─── STORED ROWS ───

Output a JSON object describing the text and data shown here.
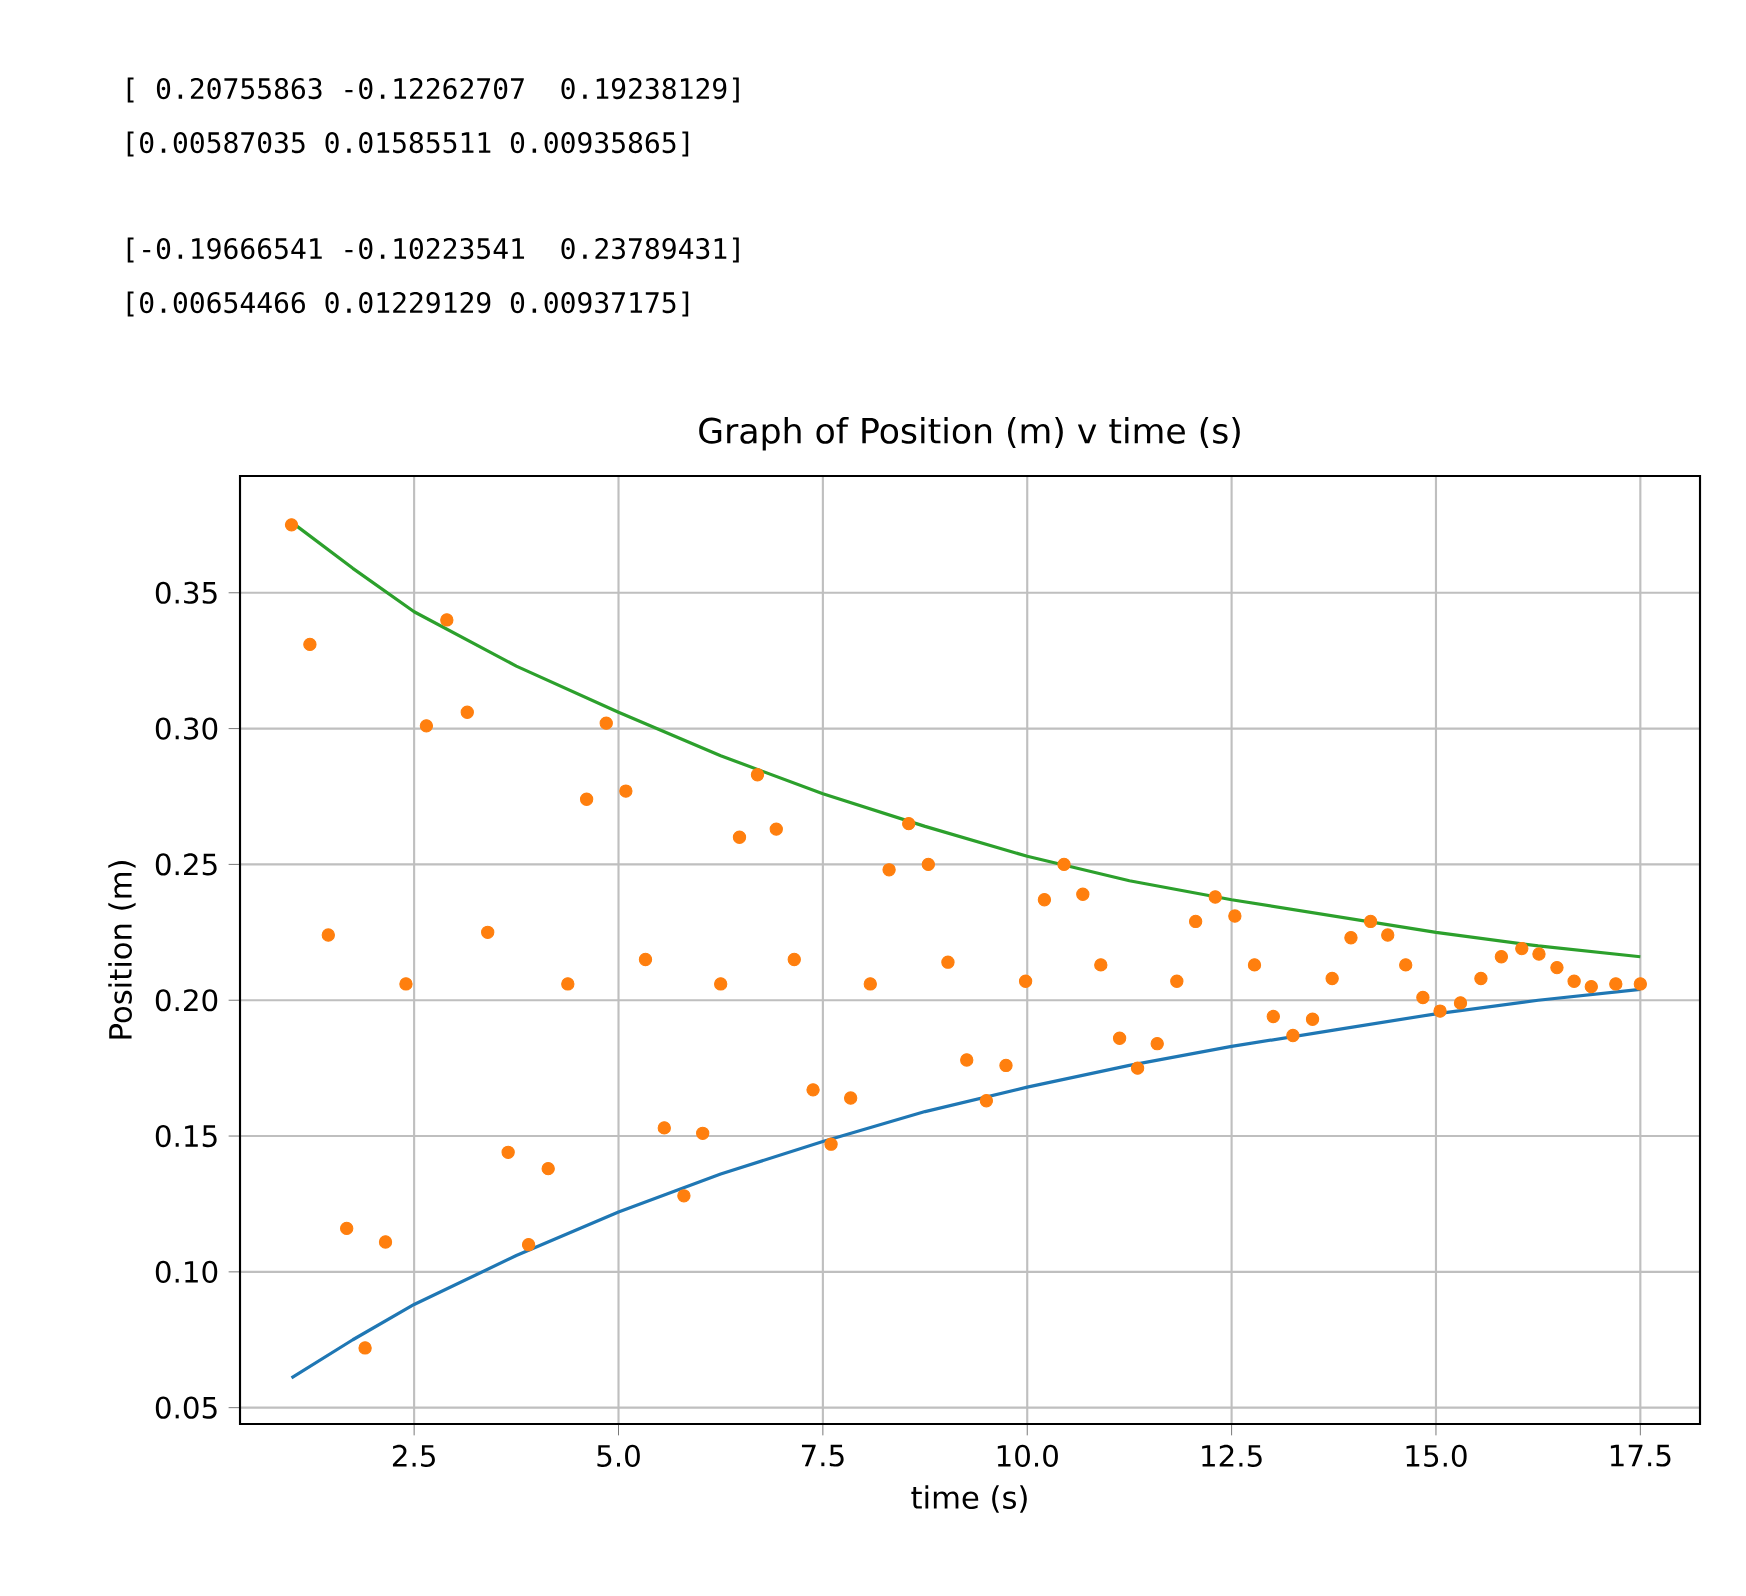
{
  "chart_data": {
    "type": "scatter",
    "title": "Graph of Position (m) v time (s)",
    "xlabel": "time (s)",
    "ylabel": "Position (m)",
    "annotations": [
      "[ 0.20755863 -0.12262707  0.19238129]",
      "[0.00587035 0.01585511 0.00935865]",
      "[-0.19666541 -0.10223541  0.23789431]",
      "[0.00654466 0.01229129 0.00937175]"
    ],
    "xlim": [
      0.37,
      18.23
    ],
    "ylim": [
      0.044,
      0.393
    ],
    "xticks": [
      {
        "value": 2.5,
        "label": "2.5"
      },
      {
        "value": 5,
        "label": "5.0"
      },
      {
        "value": 7.5,
        "label": "7.5"
      },
      {
        "value": 10,
        "label": "10.0"
      },
      {
        "value": 12.5,
        "label": "12.5"
      },
      {
        "value": 15,
        "label": "15.0"
      },
      {
        "value": 17.5,
        "label": "17.5"
      }
    ],
    "yticks": [
      {
        "value": 0.05,
        "label": "0.05"
      },
      {
        "value": 0.1,
        "label": "0.10"
      },
      {
        "value": 0.15,
        "label": "0.15"
      },
      {
        "value": 0.2,
        "label": "0.20"
      },
      {
        "value": 0.25,
        "label": "0.25"
      },
      {
        "value": 0.3,
        "label": "0.30"
      },
      {
        "value": 0.35,
        "label": "0.35"
      }
    ],
    "grid": true,
    "series": [
      {
        "type": "line",
        "color": "#1f77b4",
        "marker": "none",
        "x": [
          1,
          1.75,
          2.5,
          3.75,
          5,
          6.25,
          7.5,
          8.75,
          10,
          11.25,
          12.5,
          13.75,
          15,
          16.25,
          17.5
        ],
        "values": [
          0.061,
          0.075,
          0.088,
          0.106,
          0.122,
          0.136,
          0.148,
          0.159,
          0.168,
          0.176,
          0.183,
          0.189,
          0.195,
          0.2,
          0.204
        ]
      },
      {
        "color": "#ff7f0e",
        "marker": "circle",
        "x": [
          1.0,
          1.225,
          1.45,
          1.675,
          1.9,
          2.15,
          2.4,
          2.65,
          2.9,
          3.15,
          3.4,
          3.65,
          3.9,
          4.14,
          4.38,
          4.61,
          4.85,
          5.09,
          5.33,
          5.56,
          5.8,
          6.03,
          6.25,
          6.48,
          6.7,
          6.93,
          7.15,
          7.38,
          7.6,
          7.84,
          8.08,
          8.31,
          8.55,
          8.79,
          9.03,
          9.26,
          9.5,
          9.74,
          9.98,
          10.21,
          10.45,
          10.68,
          10.9,
          11.13,
          11.35,
          11.59,
          11.83,
          12.06,
          12.3,
          12.54,
          12.78,
          13.01,
          13.25,
          13.49,
          13.73,
          13.96,
          14.2,
          14.41,
          14.63,
          14.84,
          15.05,
          15.3,
          15.55,
          15.8,
          16.05,
          16.26,
          16.48,
          16.69,
          16.9,
          17.2,
          17.5
        ],
        "values": [
          0.375,
          0.331,
          0.224,
          0.116,
          0.072,
          0.111,
          0.206,
          0.301,
          0.34,
          0.306,
          0.225,
          0.144,
          0.11,
          0.138,
          0.206,
          0.274,
          0.302,
          0.277,
          0.215,
          0.153,
          0.128,
          0.151,
          0.206,
          0.26,
          0.283,
          0.263,
          0.215,
          0.167,
          0.147,
          0.164,
          0.206,
          0.248,
          0.265,
          0.25,
          0.214,
          0.178,
          0.163,
          0.176,
          0.207,
          0.237,
          0.25,
          0.239,
          0.213,
          0.186,
          0.175,
          0.184,
          0.207,
          0.229,
          0.238,
          0.231,
          0.213,
          0.194,
          0.187,
          0.193,
          0.208,
          0.223,
          0.229,
          0.224,
          0.213,
          0.201,
          0.196,
          0.199,
          0.208,
          0.216,
          0.219,
          0.217,
          0.212,
          0.207,
          0.205,
          0.206,
          0.206
        ]
      },
      {
        "type": "line",
        "color": "#2ca02c",
        "marker": "none",
        "x": [
          1,
          1.75,
          2.5,
          3.75,
          5,
          6.25,
          7.5,
          8.75,
          10,
          11.25,
          12.5,
          13.75,
          15,
          16.25,
          17.5
        ],
        "values": [
          0.376,
          0.359,
          0.343,
          0.323,
          0.306,
          0.29,
          0.276,
          0.264,
          0.253,
          0.244,
          0.237,
          0.231,
          0.225,
          0.22,
          0.216
        ]
      }
    ]
  }
}
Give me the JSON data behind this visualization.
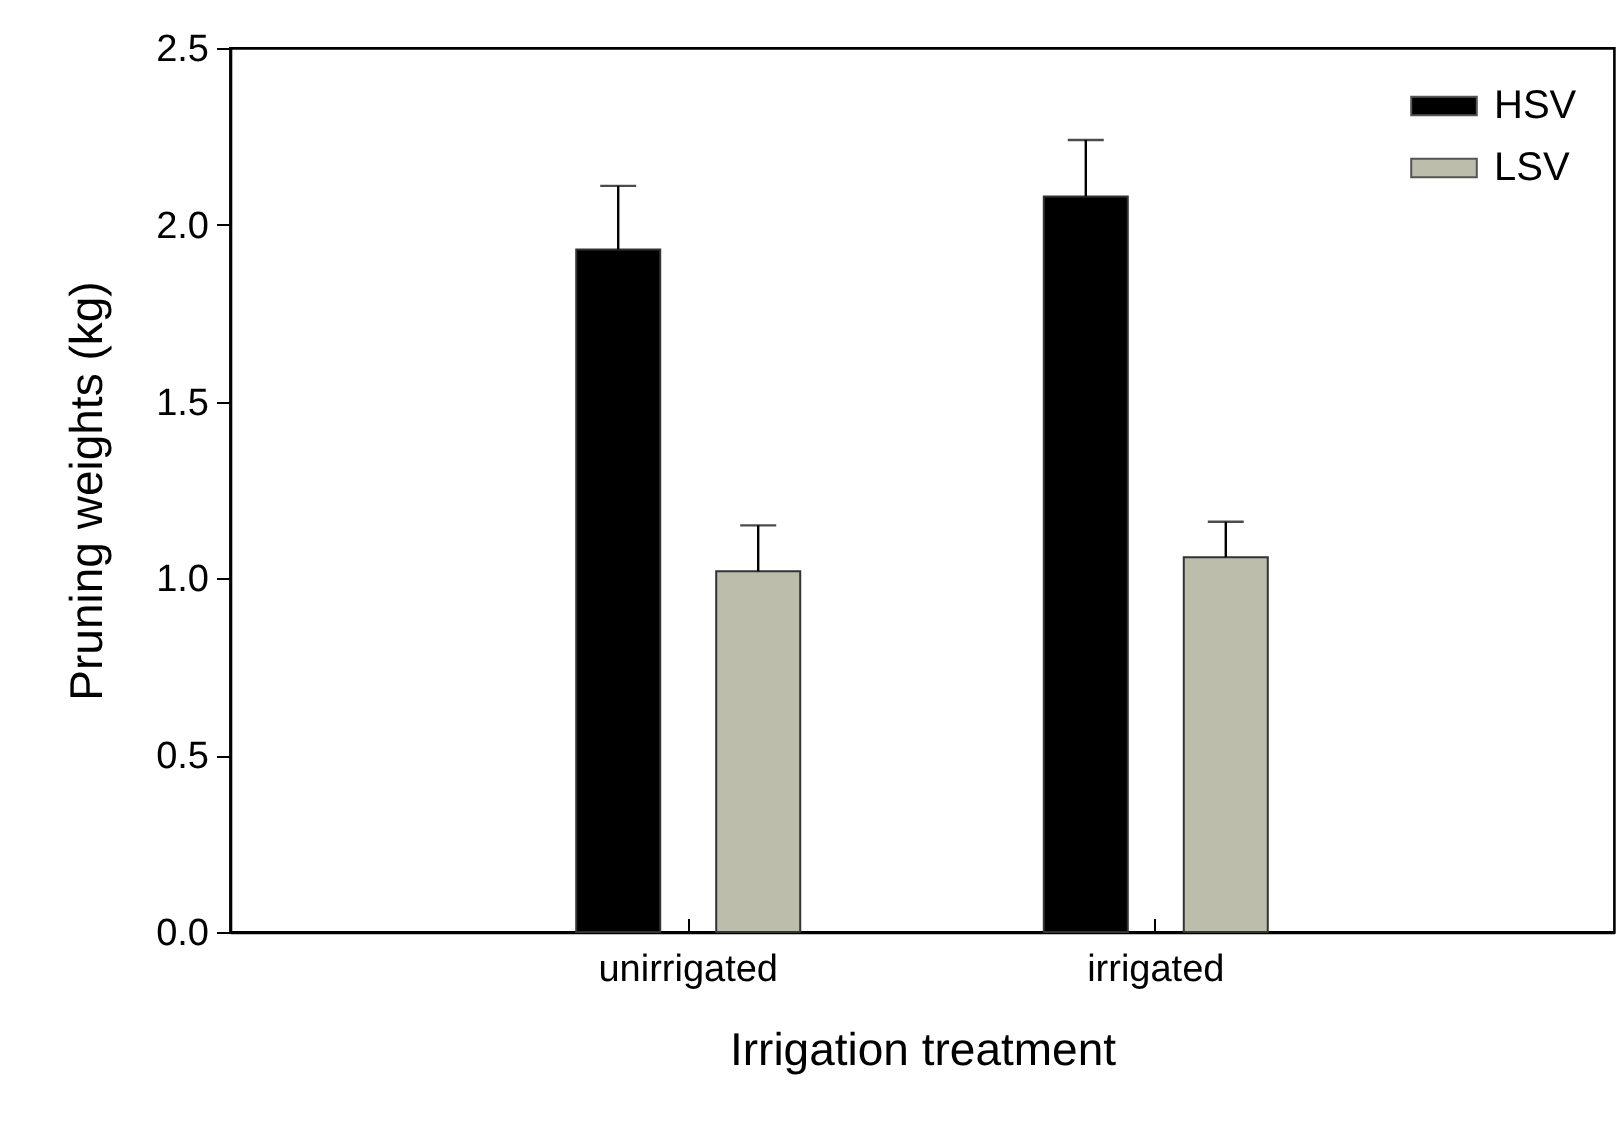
{
  "chart_data": {
    "type": "bar",
    "xlabel": "Irrigation treatment",
    "ylabel": "Pruning weights (kg)",
    "categories": [
      "unirrigated",
      "irrigated"
    ],
    "series": [
      {
        "name": "HSV",
        "color": "#000000",
        "values": [
          1.93,
          2.08
        ],
        "errors": [
          0.18,
          0.16
        ]
      },
      {
        "name": "LSV",
        "color": "#bcbdab",
        "values": [
          1.02,
          1.06
        ],
        "errors": [
          0.13,
          0.1
        ]
      }
    ],
    "ylim": [
      0,
      2.5
    ],
    "yticks": [
      {
        "value": 0,
        "label": "0.0"
      },
      0.5,
      {
        "value": 1,
        "label": "1.0"
      },
      1.5,
      {
        "value": 2,
        "label": "2.0"
      },
      2.5
    ],
    "legend": "top right"
  }
}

───

TASK GOAL: Reproduce the data above in full, exactly as it is, with the pictures left out.

TASK OUTPUT:
Output a JSON object describing the text and data shown here.
{
  "chart_data": {
    "type": "scatter",
    "title": "Graph of Position (m) v time (s)",
    "xlabel": "time (s)",
    "ylabel": "Position (m)",
    "annotations": [
      "[ 0.20755863 -0.12262707  0.19238129]",
      "[0.00587035 0.01585511 0.00935865]",
      "[-0.19666541 -0.10223541  0.23789431]",
      "[0.00654466 0.01229129 0.00937175]"
    ],
    "xlim": [
      0.37,
      18.23
    ],
    "ylim": [
      0.044,
      0.393
    ],
    "xticks": [
      {
        "value": 2.5,
        "label": "2.5"
      },
      {
        "value": 5,
        "label": "5.0"
      },
      {
        "value": 7.5,
        "label": "7.5"
      },
      {
        "value": 10,
        "label": "10.0"
      },
      {
        "value": 12.5,
        "label": "12.5"
      },
      {
        "value": 15,
        "label": "15.0"
      },
      {
        "value": 17.5,
        "label": "17.5"
      }
    ],
    "yticks": [
      {
        "value": 0.05,
        "label": "0.05"
      },
      {
        "value": 0.1,
        "label": "0.10"
      },
      {
        "value": 0.15,
        "label": "0.15"
      },
      {
        "value": 0.2,
        "label": "0.20"
      },
      {
        "value": 0.25,
        "label": "0.25"
      },
      {
        "value": 0.3,
        "label": "0.30"
      },
      {
        "value": 0.35,
        "label": "0.35"
      }
    ],
    "grid": true,
    "series": [
      {
        "type": "line",
        "color": "#1f77b4",
        "marker": "none",
        "x": [
          1,
          1.75,
          2.5,
          3.75,
          5,
          6.25,
          7.5,
          8.75,
          10,
          11.25,
          12.5,
          13.75,
          15,
          16.25,
          17.5
        ],
        "values": [
          0.061,
          0.075,
          0.088,
          0.106,
          0.122,
          0.136,
          0.148,
          0.159,
          0.168,
          0.176,
          0.183,
          0.189,
          0.195,
          0.2,
          0.204
        ]
      },
      {
        "color": "#ff7f0e",
        "marker": "circle",
        "x": [
          1.0,
          1.225,
          1.45,
          1.675,
          1.9,
          2.15,
          2.4,
          2.65,
          2.9,
          3.15,
          3.4,
          3.65,
          3.9,
          4.14,
          4.38,
          4.61,
          4.85,
          5.09,
          5.33,
          5.56,
          5.8,
          6.03,
          6.25,
          6.48,
          6.7,
          6.93,
          7.15,
          7.38,
          7.6,
          7.84,
          8.08,
          8.31,
          8.55,
          8.79,
          9.03,
          9.26,
          9.5,
          9.74,
          9.98,
          10.21,
          10.45,
          10.68,
          10.9,
          11.13,
          11.35,
          11.59,
          11.83,
          12.06,
          12.3,
          12.54,
          12.78,
          13.01,
          13.25,
          13.49,
          13.73,
          13.96,
          14.2,
          14.41,
          14.63,
          14.84,
          15.05,
          15.3,
          15.55,
          15.8,
          16.05,
          16.26,
          16.48,
          16.69,
          16.9,
          17.2,
          17.5
        ],
        "values": [
          0.375,
          0.331,
          0.224,
          0.116,
          0.072,
          0.111,
          0.206,
          0.301,
          0.34,
          0.306,
          0.225,
          0.144,
          0.11,
          0.138,
          0.206,
          0.274,
          0.302,
          0.277,
          0.215,
          0.153,
          0.128,
          0.151,
          0.206,
          0.26,
          0.283,
          0.263,
          0.215,
          0.167,
          0.147,
          0.164,
          0.206,
          0.248,
          0.265,
          0.25,
          0.214,
          0.178,
          0.163,
          0.176,
          0.207,
          0.237,
          0.25,
          0.239,
          0.213,
          0.186,
          0.175,
          0.184,
          0.207,
          0.229,
          0.238,
          0.231,
          0.213,
          0.194,
          0.187,
          0.193,
          0.208,
          0.223,
          0.229,
          0.224,
          0.213,
          0.201,
          0.196,
          0.199,
          0.208,
          0.216,
          0.219,
          0.217,
          0.212,
          0.207,
          0.205,
          0.206,
          0.206
        ]
      },
      {
        "type": "line",
        "color": "#2ca02c",
        "marker": "none",
        "x": [
          1,
          1.75,
          2.5,
          3.75,
          5,
          6.25,
          7.5,
          8.75,
          10,
          11.25,
          12.5,
          13.75,
          15,
          16.25,
          17.5
        ],
        "values": [
          0.376,
          0.359,
          0.343,
          0.323,
          0.306,
          0.29,
          0.276,
          0.264,
          0.253,
          0.244,
          0.237,
          0.231,
          0.225,
          0.22,
          0.216
        ]
      }
    ]
  }
}
Give me the JSON data behind this visualization.
{
  "chart_data": {
    "type": "bar",
    "xlabel": "Irrigation treatment",
    "ylabel": "Pruning weights (kg)",
    "categories": [
      "unirrigated",
      "irrigated"
    ],
    "series": [
      {
        "name": "HSV",
        "color": "#000000",
        "values": [
          1.93,
          2.08
        ],
        "errors": [
          0.18,
          0.16
        ]
      },
      {
        "name": "LSV",
        "color": "#bcbdab",
        "values": [
          1.02,
          1.06
        ],
        "errors": [
          0.13,
          0.1
        ]
      }
    ],
    "ylim": [
      0,
      2.5
    ],
    "yticks": [
      {
        "value": 0,
        "label": "0.0"
      },
      0.5,
      {
        "value": 1,
        "label": "1.0"
      },
      1.5,
      {
        "value": 2,
        "label": "2.0"
      },
      2.5
    ],
    "legend": "top right"
  }
}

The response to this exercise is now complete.